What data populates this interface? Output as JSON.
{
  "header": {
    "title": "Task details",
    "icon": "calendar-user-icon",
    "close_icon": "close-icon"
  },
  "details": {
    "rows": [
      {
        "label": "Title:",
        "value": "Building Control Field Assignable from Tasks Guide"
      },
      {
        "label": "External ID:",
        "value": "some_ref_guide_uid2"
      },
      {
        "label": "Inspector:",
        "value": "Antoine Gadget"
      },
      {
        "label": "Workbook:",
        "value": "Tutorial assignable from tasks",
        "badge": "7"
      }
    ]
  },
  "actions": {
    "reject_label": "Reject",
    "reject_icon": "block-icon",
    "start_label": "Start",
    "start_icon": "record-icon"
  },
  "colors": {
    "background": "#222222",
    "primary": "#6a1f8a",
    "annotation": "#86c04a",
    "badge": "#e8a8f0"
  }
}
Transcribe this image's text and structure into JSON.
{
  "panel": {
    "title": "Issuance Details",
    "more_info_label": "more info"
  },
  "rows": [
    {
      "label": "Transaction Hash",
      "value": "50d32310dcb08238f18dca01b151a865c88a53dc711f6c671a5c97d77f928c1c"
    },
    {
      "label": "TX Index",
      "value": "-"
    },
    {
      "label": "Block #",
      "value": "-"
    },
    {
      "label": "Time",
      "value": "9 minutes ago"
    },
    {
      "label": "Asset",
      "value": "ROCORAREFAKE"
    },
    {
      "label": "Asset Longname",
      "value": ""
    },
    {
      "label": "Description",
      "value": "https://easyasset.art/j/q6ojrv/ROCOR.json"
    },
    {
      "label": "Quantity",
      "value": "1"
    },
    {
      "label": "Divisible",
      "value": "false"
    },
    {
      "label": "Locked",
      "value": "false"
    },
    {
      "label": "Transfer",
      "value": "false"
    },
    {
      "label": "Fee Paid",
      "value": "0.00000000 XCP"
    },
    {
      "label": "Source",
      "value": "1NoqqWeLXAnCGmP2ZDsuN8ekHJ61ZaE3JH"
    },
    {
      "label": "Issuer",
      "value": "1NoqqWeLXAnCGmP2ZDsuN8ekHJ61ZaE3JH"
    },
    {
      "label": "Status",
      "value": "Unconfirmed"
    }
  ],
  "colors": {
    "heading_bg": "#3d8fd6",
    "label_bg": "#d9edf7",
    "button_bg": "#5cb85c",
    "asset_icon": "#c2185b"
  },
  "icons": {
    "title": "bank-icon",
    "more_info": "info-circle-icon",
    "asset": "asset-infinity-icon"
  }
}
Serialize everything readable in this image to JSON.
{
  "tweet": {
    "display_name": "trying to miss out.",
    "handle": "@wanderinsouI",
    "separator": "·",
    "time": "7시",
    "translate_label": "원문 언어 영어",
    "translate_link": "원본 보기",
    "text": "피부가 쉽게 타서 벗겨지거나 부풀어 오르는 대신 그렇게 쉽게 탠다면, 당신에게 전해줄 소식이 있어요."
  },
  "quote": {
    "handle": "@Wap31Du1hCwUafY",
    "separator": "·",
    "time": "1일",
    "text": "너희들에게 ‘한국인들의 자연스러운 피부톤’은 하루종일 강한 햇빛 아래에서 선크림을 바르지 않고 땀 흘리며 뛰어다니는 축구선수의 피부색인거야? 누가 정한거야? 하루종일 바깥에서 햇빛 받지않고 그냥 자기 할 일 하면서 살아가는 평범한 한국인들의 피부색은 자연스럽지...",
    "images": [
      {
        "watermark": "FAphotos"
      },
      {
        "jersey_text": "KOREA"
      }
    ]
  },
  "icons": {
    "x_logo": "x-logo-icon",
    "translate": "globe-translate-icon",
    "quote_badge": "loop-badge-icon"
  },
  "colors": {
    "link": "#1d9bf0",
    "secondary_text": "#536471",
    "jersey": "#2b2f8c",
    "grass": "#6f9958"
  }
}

○ ○ ○ ○ ○ ○ ○

(TASK DIRECTIONS)
Extract each line of the material exactly as it stands.

(SOLUTION TO THIS TASK)
What data populates this interface? Output as JSON.
{
  "header": {
    "title": "Task details",
    "icon": "calendar-user-icon",
    "close_icon": "close-icon"
  },
  "details": {
    "rows": [
      {
        "label": "Title:",
        "value": "Building Control Field Assignable from Tasks Guide"
      },
      {
        "label": "External ID:",
        "value": "some_ref_guide_uid2"
      },
      {
        "label": "Inspector:",
        "value": "Antoine Gadget"
      },
      {
        "label": "Workbook:",
        "value": "Tutorial assignable from tasks",
        "badge": "7"
      }
    ]
  },
  "actions": {
    "reject_label": "Reject",
    "reject_icon": "block-icon",
    "start_label": "Start",
    "start_icon": "record-icon"
  },
  "colors": {
    "background": "#222222",
    "primary": "#6a1f8a",
    "annotation": "#86c04a",
    "badge": "#e8a8f0"
  }
}
Transcribe this image's text and structure into JSON.
{
  "panel": {
    "title": "Issuance Details",
    "more_info_label": "more info"
  },
  "rows": [
    {
      "label": "Transaction Hash",
      "value": "50d32310dcb08238f18dca01b151a865c88a53dc711f6c671a5c97d77f928c1c"
    },
    {
      "label": "TX Index",
      "value": "-"
    },
    {
      "label": "Block #",
      "value": "-"
    },
    {
      "label": "Time",
      "value": "9 minutes ago"
    },
    {
      "label": "Asset",
      "value": "ROCORAREFAKE"
    },
    {
      "label": "Asset Longname",
      "value": ""
    },
    {
      "label": "Description",
      "value": "https://easyasset.art/j/q6ojrv/ROCOR.json"
    },
    {
      "label": "Quantity",
      "value": "1"
    },
    {
      "label": "Divisible",
      "value": "false"
    },
    {
      "label": "Locked",
      "value": "false"
    },
    {
      "label": "Transfer",
      "value": "false"
    },
    {
      "label": "Fee Paid",
      "value": "0.00000000 XCP"
    },
    {
      "label": "Source",
      "value": "1NoqqWeLXAnCGmP2ZDsuN8ekHJ61ZaE3JH"
    },
    {
      "label": "Issuer",
      "value": "1NoqqWeLXAnCGmP2ZDsuN8ekHJ61ZaE3JH"
    },
    {
      "label": "Status",
      "value": "Unconfirmed"
    }
  ],
  "colors": {
    "heading_bg": "#3d8fd6",
    "label_bg": "#d9edf7",
    "button_bg": "#5cb85c",
    "asset_icon": "#c2185b"
  },
  "icons": {
    "title": "bank-icon",
    "more_info": "info-circle-icon",
    "asset": "asset-infinity-icon"
  }
}
Serialize everything readable in this image to JSON.
{
  "tweet": {
    "display_name": "trying to miss out.",
    "handle": "@wanderinsouI",
    "separator": "·",
    "time": "7시",
    "translate_label": "원문 언어 영어",
    "translate_link": "원본 보기",
    "text": "피부가 쉽게 타서 벗겨지거나 부풀어 오르는 대신 그렇게 쉽게 탠다면, 당신에게 전해줄 소식이 있어요."
  },
  "quote": {
    "handle": "@Wap31Du1hCwUafY",
    "separator": "·",
    "time": "1일",
    "text": "너희들에게 ‘한국인들의 자연스러운 피부톤’은 하루종일 강한 햇빛 아래에서 선크림을 바르지 않고 땀 흘리며 뛰어다니는 축구선수의 피부색인거야? 누가 정한거야? 하루종일 바깥에서 햇빛 받지않고 그냥 자기 할 일 하면서 살아가는 평범한 한국인들의 피부색은 자연스럽지...",
    "images": [
      {
        "watermark": "FAphotos"
      },
      {
        "jersey_text": "KOREA"
      }
    ]
  },
  "icons": {
    "x_logo": "x-logo-icon",
    "translate": "globe-translate-icon",
    "quote_badge": "loop-badge-icon"
  },
  "colors": {
    "link": "#1d9bf0",
    "secondary_text": "#536471",
    "jersey": "#2b2f8c",
    "grass": "#6f9958"
  }
}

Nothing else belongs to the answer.